Stored records:
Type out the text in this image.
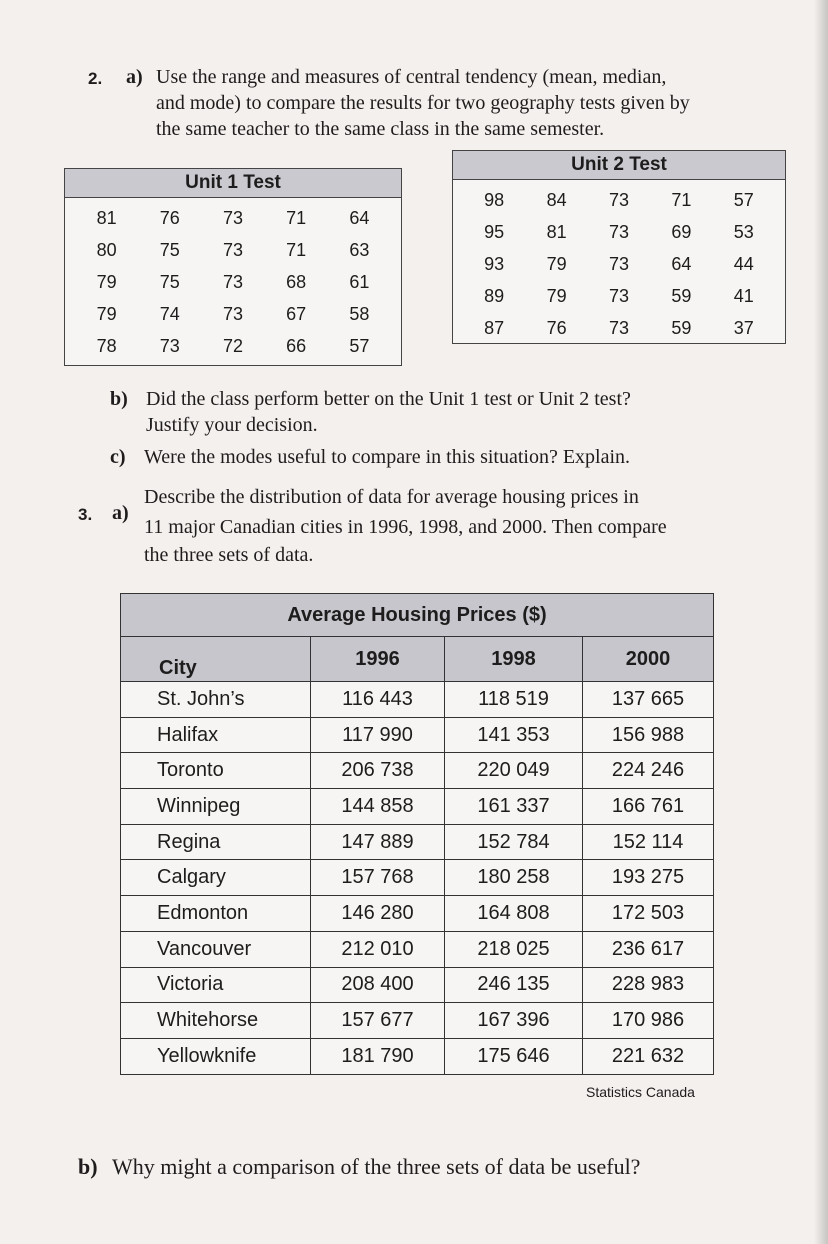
2. a) Use the range and measures of central tendency (mean, median,
and mode) to compare the results for two geography tests given by
the same teacher to the same class in the same semester.
Unit 1 Test
81	76	73	71	64
80	75	73	71	63
79	75	73	68	61
79	74	73	67	58
78	73	72	66	57
Unit 2 Test
98	84	73	71	57
95	81	73	69	53
93	79	73	64	44
89	79	73	59	41
87	76	73	59	37
b) Did the class perform better on the Unit 1 test or Unit 2 test?
Justify your decision.
c) Were the modes useful to compare in this situation? Explain.
3. a)
Describe the distribution of data for average housing prices in
11 major Canadian cities in 1996, 1998, and 2000. Then compare
the three sets of data.
Average Housing Prices ($)
City	1996	1998	2000
St. John’s	116 443	118 519	137 665
Halifax	117 990	141 353	156 988
Toronto	206 738	220 049	224 246
Winnipeg	144 858	161 337	166 761
Regina	147 889	152 784	152 114
Calgary	157 768	180 258	193 275
Edmonton	146 280	164 808	172 503
Vancouver	212 010	218 025	236 617
Victoria	208 400	246 135	228 983
Whitehorse	157 677	167 396	170 986
Yellowknife	181 790	175 646	221 632
Statistics Canada
b) Why might a comparison of the three sets of data be useful?
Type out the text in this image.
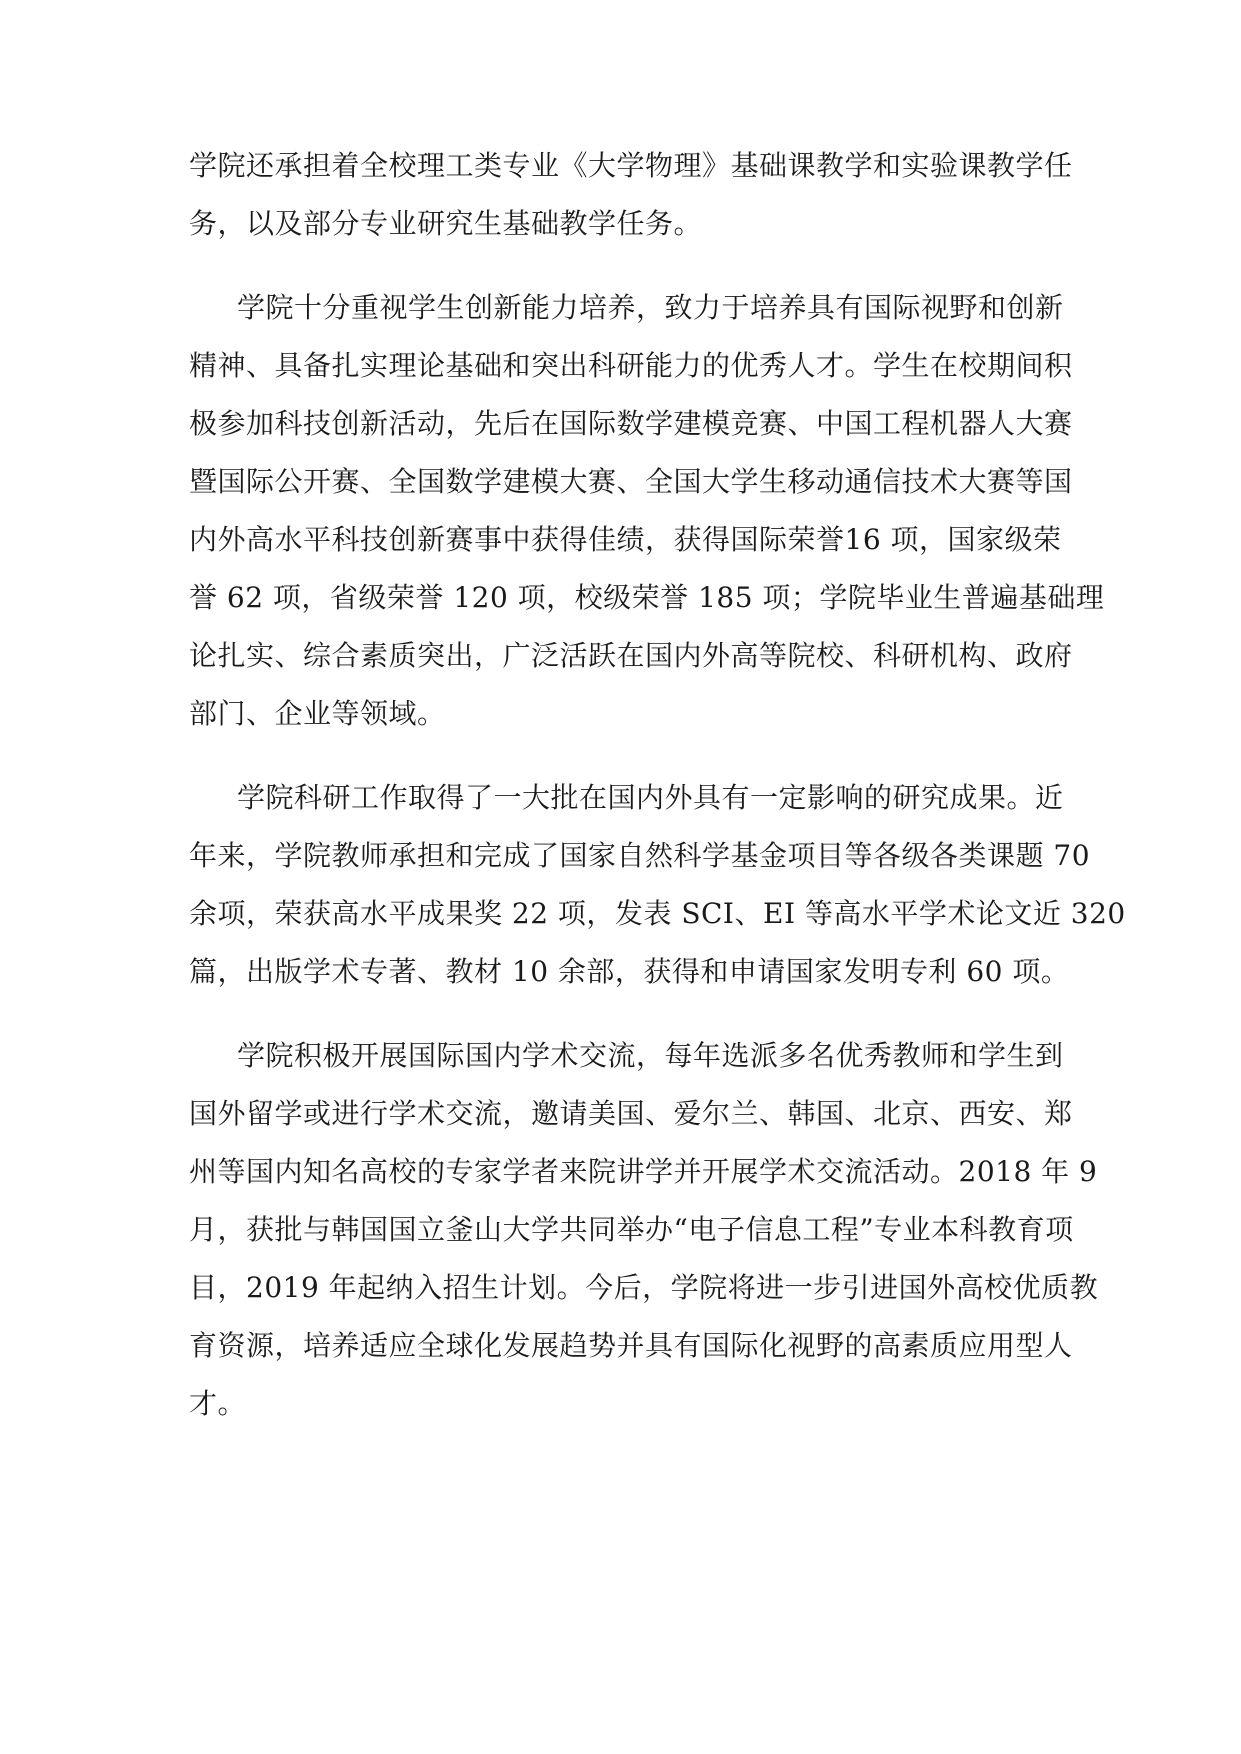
学院还承担着全校理工类专业《大学物理》基础课教学和实验课教学任
务，以及部分专业研究生基础教学任务。
学院十分重视学生创新能力培养，致力于培养具有国际视野和创新
精神、具备扎实理论基础和突出科研能力的优秀人才。学生在校期间积
极参加科技创新活动，先后在国际数学建模竞赛、中国工程机器人大赛
暨国际公开赛、全国数学建模大赛、全国大学生移动通信技术大赛等国
内外高水平科技创新赛事中获得佳绩，获得国际荣誉16 项，国家级荣
誉 62 项，省级荣誉 120 项，校级荣誉 185 项；学院毕业生普遍基础理
论扎实、综合素质突出，广泛活跃在国内外高等院校、科研机构、政府
部门、企业等领域。
学院科研工作取得了一大批在国内外具有一定影响的研究成果。近
年来，学院教师承担和完成了国家自然科学基金项目等各级各类课题 70
余项，荣获高水平成果奖 22 项，发表 SCI、EI 等高水平学术论文近 320
篇，出版学术专著、教材 10 余部，获得和申请国家发明专利 60 项。
学院积极开展国际国内学术交流，每年选派多名优秀教师和学生到
国外留学或进行学术交流，邀请美国、爱尔兰、韩国、北京、西安、郑
州等国内知名高校的专家学者来院讲学并开展学术交流活动。2018 年 9
月，获批与韩国国立釜山大学共同举办“电子信息工程”专业本科教育项
目，2019 年起纳入招生计划。今后，学院将进一步引进国外高校优质教
育资源，培养适应全球化发展趋势并具有国际化视野的高素质应用型人
才。
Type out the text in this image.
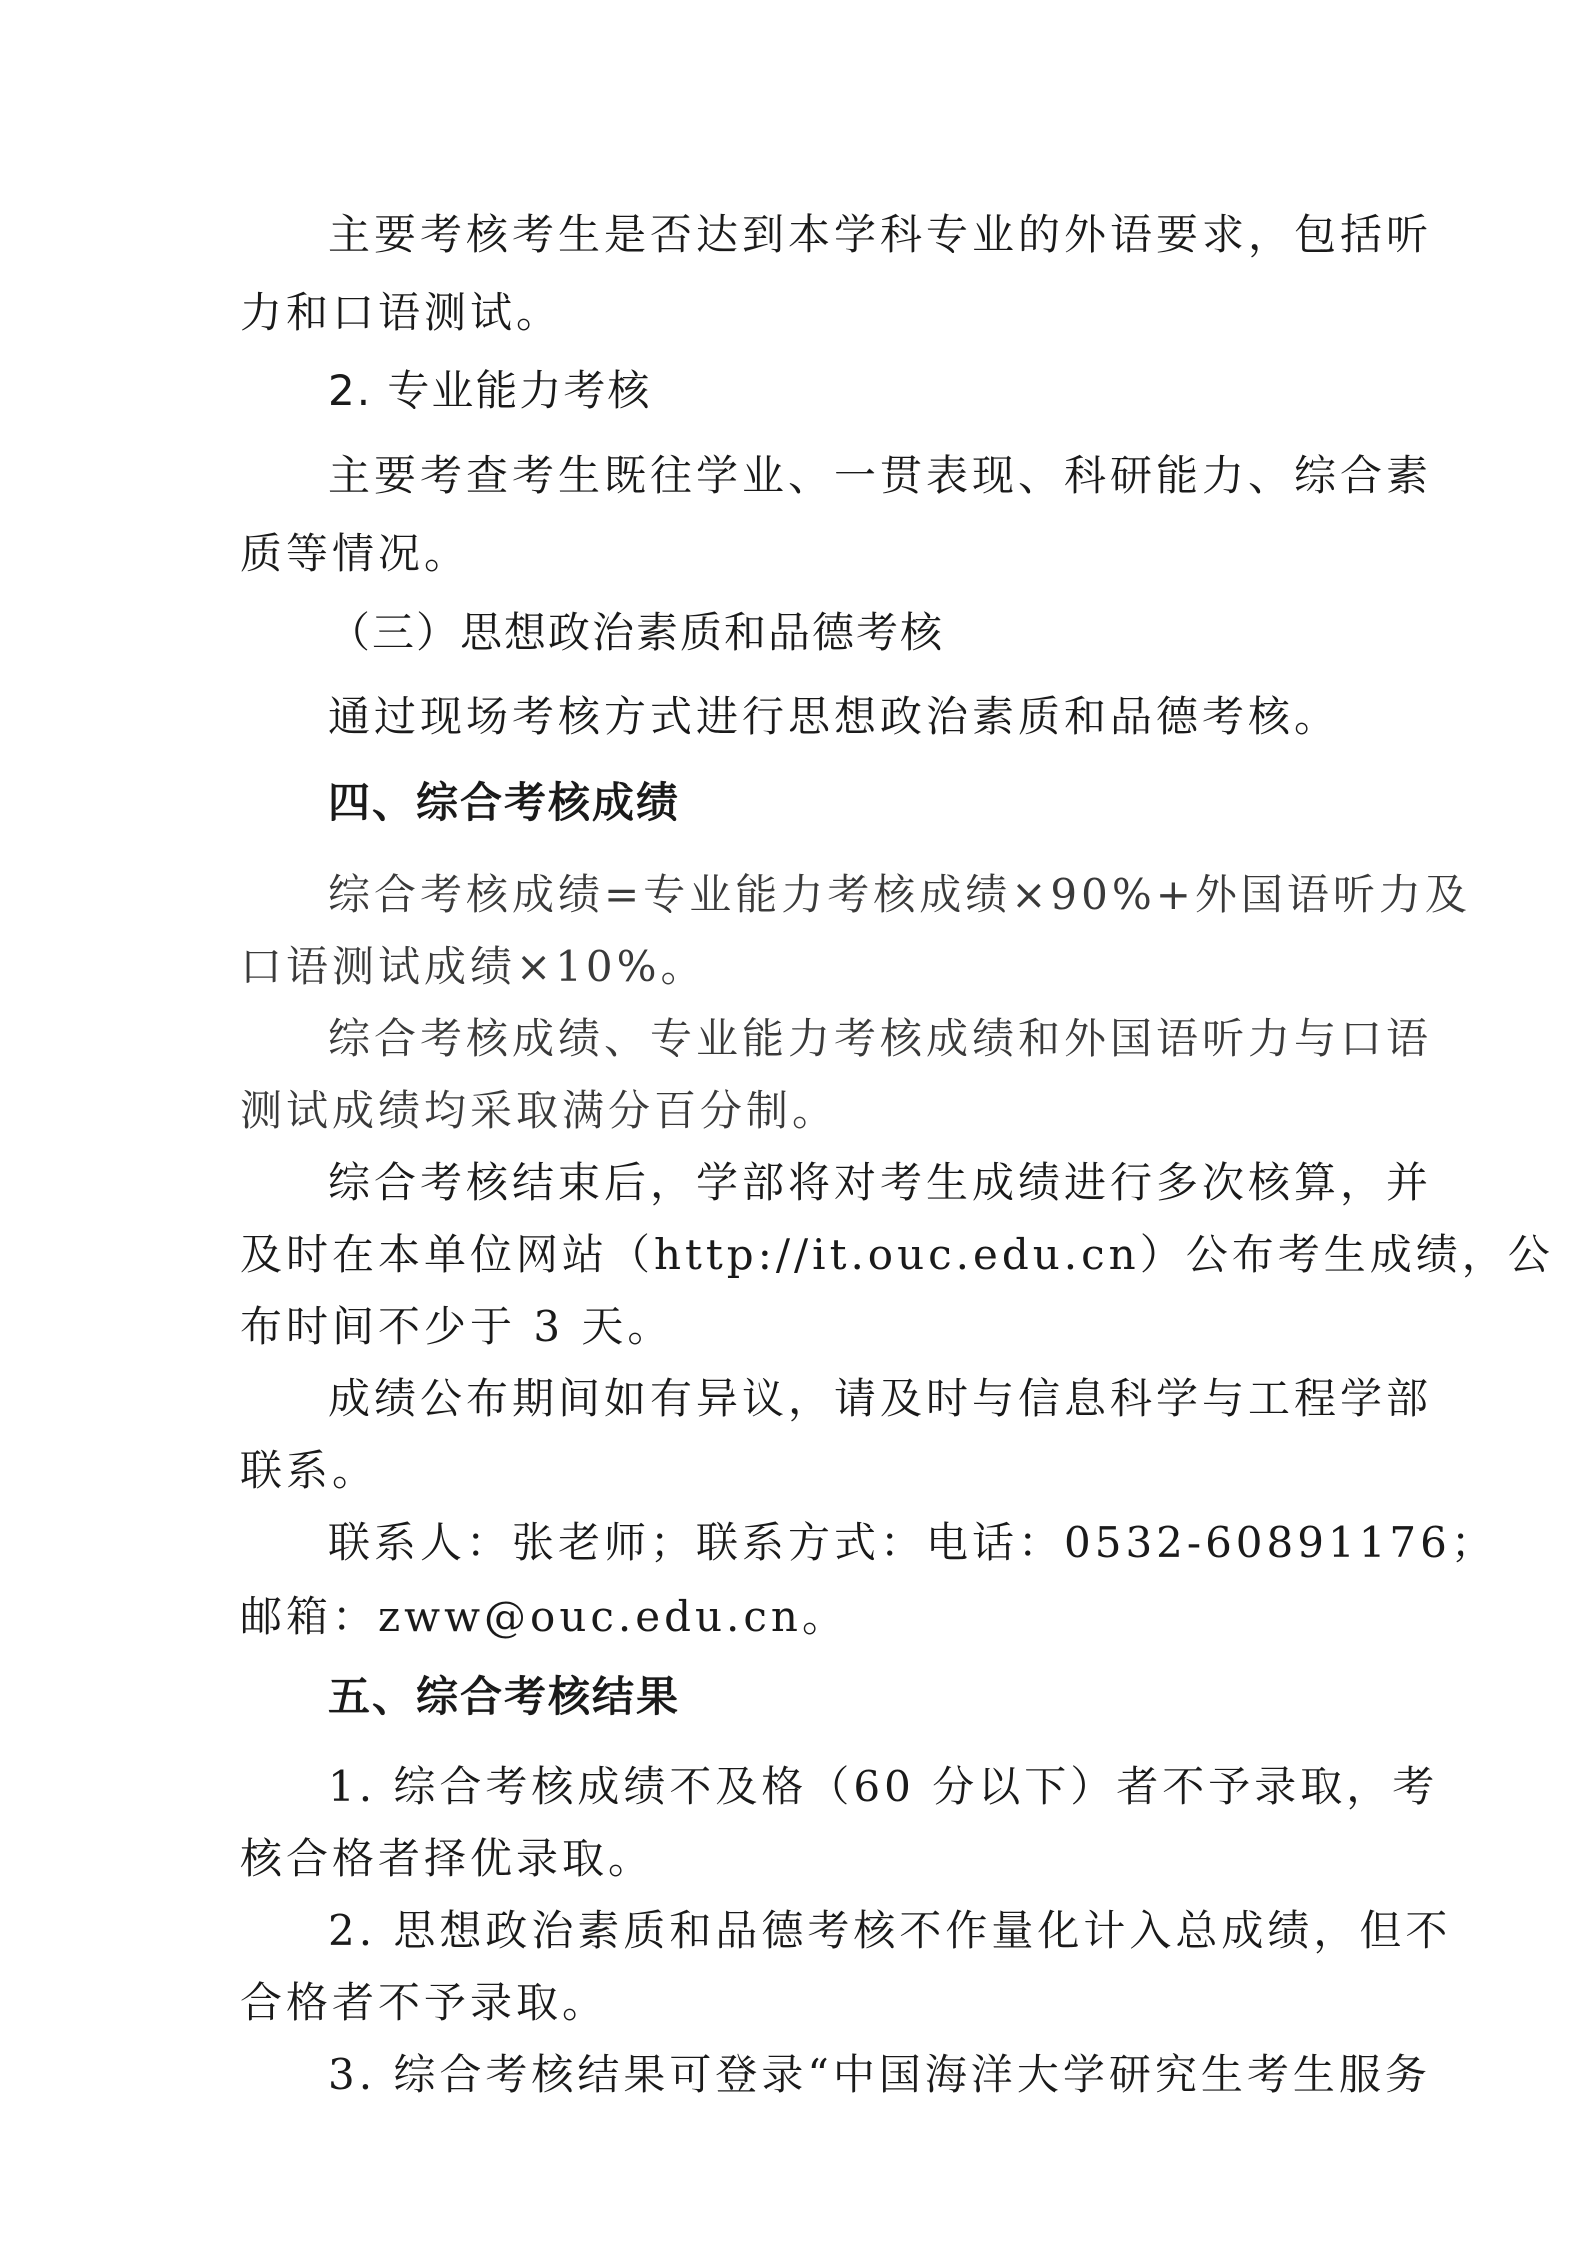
主要考核考生是否达到本学科专业的外语要求，包括听
力和口语测试。
2. 专业能力考核
主要考查考生既往学业、一贯表现、科研能力、综合素
质等情况。
（三）思想政治素质和品德考核
通过现场考核方式进行思想政治素质和品德考核。
四、综合考核成绩
综合考核成绩=专业能力考核成绩×90%+外国语听力及
口语测试成绩×10%。
综合考核成绩、专业能力考核成绩和外国语听力与口语
测试成绩均采取满分百分制。
综合考核结束后，学部将对考生成绩进行多次核算，并
及时在本单位网站（http://it.ouc.edu.cn）公布考生成绩，公
布时间不少于 3 天。
成绩公布期间如有异议，请及时与信息科学与工程学部
联系。
联系人：张老师；联系方式：电话：0532-60891176；
邮箱：zww@ouc.edu.cn。
五、综合考核结果
1. 综合考核成绩不及格（60 分以下）者不予录取，考
核合格者择优录取。
2. 思想政治素质和品德考核不作量化计入总成绩，但不
合格者不予录取。
3. 综合考核结果可登录“中国海洋大学研究生考生服务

### Your task
The entries above are to be returned exactly, without their pictures.

### Result below
Type out the text in this image.
2. a) Use the range and measures of central tendency (mean, median,
and mode) to compare the results for two geography tests given by
the same teacher to the same class in the same semester.
Unit 1 Test
81	76	73	71	64
80	75	73	71	63
79	75	73	68	61
79	74	73	67	58
78	73	72	66	57
Unit 2 Test
98	84	73	71	57
95	81	73	69	53
93	79	73	64	44
89	79	73	59	41
87	76	73	59	37
b) Did the class perform better on the Unit 1 test or Unit 2 test?
Justify your decision.
c) Were the modes useful to compare in this situation? Explain.
3. a)
Describe the distribution of data for average housing prices in
11 major Canadian cities in 1996, 1998, and 2000. Then compare
the three sets of data.
Average Housing Prices ($)
City	1996	1998	2000
St. John’s	116 443	118 519	137 665
Halifax	117 990	141 353	156 988
Toronto	206 738	220 049	224 246
Winnipeg	144 858	161 337	166 761
Regina	147 889	152 784	152 114
Calgary	157 768	180 258	193 275
Edmonton	146 280	164 808	172 503
Vancouver	212 010	218 025	236 617
Victoria	208 400	246 135	228 983
Whitehorse	157 677	167 396	170 986
Yellowknife	181 790	175 646	221 632
Statistics Canada
b) Why might a comparison of the three sets of data be useful?
Type out the text in this image.
学院还承担着全校理工类专业《大学物理》基础课教学和实验课教学任
务，以及部分专业研究生基础教学任务。
学院十分重视学生创新能力培养，致力于培养具有国际视野和创新
精神、具备扎实理论基础和突出科研能力的优秀人才。学生在校期间积
极参加科技创新活动，先后在国际数学建模竞赛、中国工程机器人大赛
暨国际公开赛、全国数学建模大赛、全国大学生移动通信技术大赛等国
内外高水平科技创新赛事中获得佳绩，获得国际荣誉16 项，国家级荣
誉 62 项，省级荣誉 120 项，校级荣誉 185 项；学院毕业生普遍基础理
论扎实、综合素质突出，广泛活跃在国内外高等院校、科研机构、政府
部门、企业等领域。
学院科研工作取得了一大批在国内外具有一定影响的研究成果。近
年来，学院教师承担和完成了国家自然科学基金项目等各级各类课题 70
余项，荣获高水平成果奖 22 项，发表 SCI、EI 等高水平学术论文近 320
篇，出版学术专著、教材 10 余部，获得和申请国家发明专利 60 项。
学院积极开展国际国内学术交流，每年选派多名优秀教师和学生到
国外留学或进行学术交流，邀请美国、爱尔兰、韩国、北京、西安、郑
州等国内知名高校的专家学者来院讲学并开展学术交流活动。2018 年 9
月，获批与韩国国立釜山大学共同举办“电子信息工程”专业本科教育项
目，2019 年起纳入招生计划。今后，学院将进一步引进国外高校优质教
育资源，培养适应全球化发展趋势并具有国际化视野的高素质应用型人
才。
Type out the text in this image.
主要考核考生是否达到本学科专业的外语要求，包括听
力和口语测试。
2. 专业能力考核
主要考查考生既往学业、一贯表现、科研能力、综合素
质等情况。
（三）思想政治素质和品德考核
通过现场考核方式进行思想政治素质和品德考核。
四、综合考核成绩
综合考核成绩=专业能力考核成绩×90%+外国语听力及
口语测试成绩×10%。
综合考核成绩、专业能力考核成绩和外国语听力与口语
测试成绩均采取满分百分制。
综合考核结束后，学部将对考生成绩进行多次核算，并
及时在本单位网站（http://it.ouc.edu.cn）公布考生成绩，公
布时间不少于 3 天。
成绩公布期间如有异议，请及时与信息科学与工程学部
联系。
联系人：张老师；联系方式：电话：0532-60891176；
邮箱：zww@ouc.edu.cn。
五、综合考核结果
1. 综合考核成绩不及格（60 分以下）者不予录取，考
核合格者择优录取。
2. 思想政治素质和品德考核不作量化计入总成绩，但不
合格者不予录取。
3. 综合考核结果可登录“中国海洋大学研究生考生服务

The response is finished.